> **Task directions**
Find and copy each line of the records where the string "содержит" shows up.
## START Working data
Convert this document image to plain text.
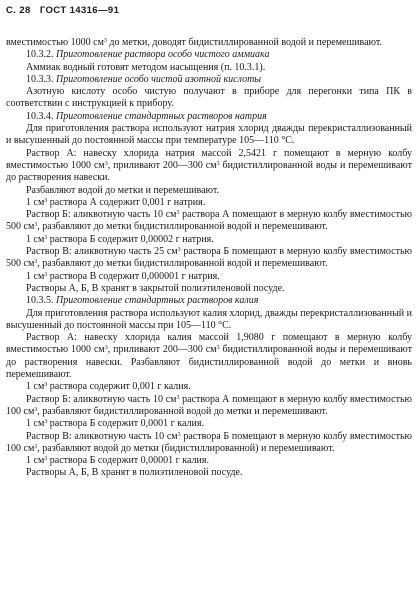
С. 28 ГОСТ 14316—91

вместимостью 1000 $см^3$ до метки, доводят бидистиллированной водой и перемешивают.

10.3.2. Приготовление раствора особо чистого аммиака

Аммиак водный готовят методом насыщения (п. 10.3.1).

10.3.3. Приготовление особо чистой азотной кислоты

Азотную кислоту особо чистую получают в приборе для перегонки типа ПК в соответствии с инструкцией к прибору.

10.3.4. Приготовление стандартных растворов натрия

Для приготовления раствора используют натрия хлорид дважды перекристаллизованный и высушенный до постоянной массы при температуре 105—110 °C.

Раствор А: навеску хлорида натрия массой 2,5421 г помещают в мерную колбу вместимостью 1000 $см^3$, приливают 200—300 $см^3$ бидистиллированной воды и перемешивают до растворения навески.

Разбавляют водой до метки и перемешивают.

1 $см^3$ раствора А содержит 0,001 г натрия.

Раствор Б: аликвотную часть 10 $см^3$ раствора А помещают в мерную колбу вместимостью 500 $см^3$, разбавляют до метки бидистиллированной водой и перемешивают.

1 $см^3$ раствора Б содержит 0,00002 г натрия.

Раствор В: аликвотную часть 25 $см^3$ раствора Б помещают в мерную колбу вместимостью 500 $см^3$, разбавляют до метки бидистиллированной водой и перемешивают.

1 $см^3$ раствора В содержит 0,000001 г натрия.

Растворы А, Б, В хранят в закрытой полиэтиленовой посуде.

10.3.5. Приготовление стандартных растворов калия

Для приготовления раствора используют калия хлорид, дважды перекристаллизованный и высушенный до постоянной массы при 105—110 °C.

Раствор А: навеску хлорида калия массой 1,9080 г помещают в мерную колбу вместимостью 1000 $см^3$, приливают 200—300 $см^3$ бидистиллированной воды и перемешивают до растворения навески. Разбавляют бидистиллированной водой до метки и вновь перемешивают.

1 $см^3$ раствора содержит 0,001 г калия.

Раствор Б: аликвотную часть 10 $см^3$ раствора А помещают в мерную колбу вместимостью 100 $см^3$, разбавляют бидистиллированной водой до метки и перемешивают.

1 $см^3$ раствора Б содержит 0,0001 г калия.

Раствор В: аликвотную часть 10 $см^3$ раствора Б помещают в мерную колбу вместимостью 100 $см^3$, разбавляют водой до метки (бидистиллированной) и перемешивают.

1 $см^3$ раствора Б содержит 0,00001 г калия.

Растворы А, Б, В хранят в полиэтиленовой посуде.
## END Working data
> **Exercise result**
1 $см^3$ раствора А содержит 0,001 г натрия.
1 $см^3$ раствора Б содержит 0,00002 г натрия.
1 $см^3$ раствора В содержит 0,000001 г натрия.
1 $см^3$ раствора содержит 0,001 г калия.
1 $см^3$ раствора Б содержит 0,0001 г калия.
1 $см^3$ раствора Б содержит 0,00001 г калия.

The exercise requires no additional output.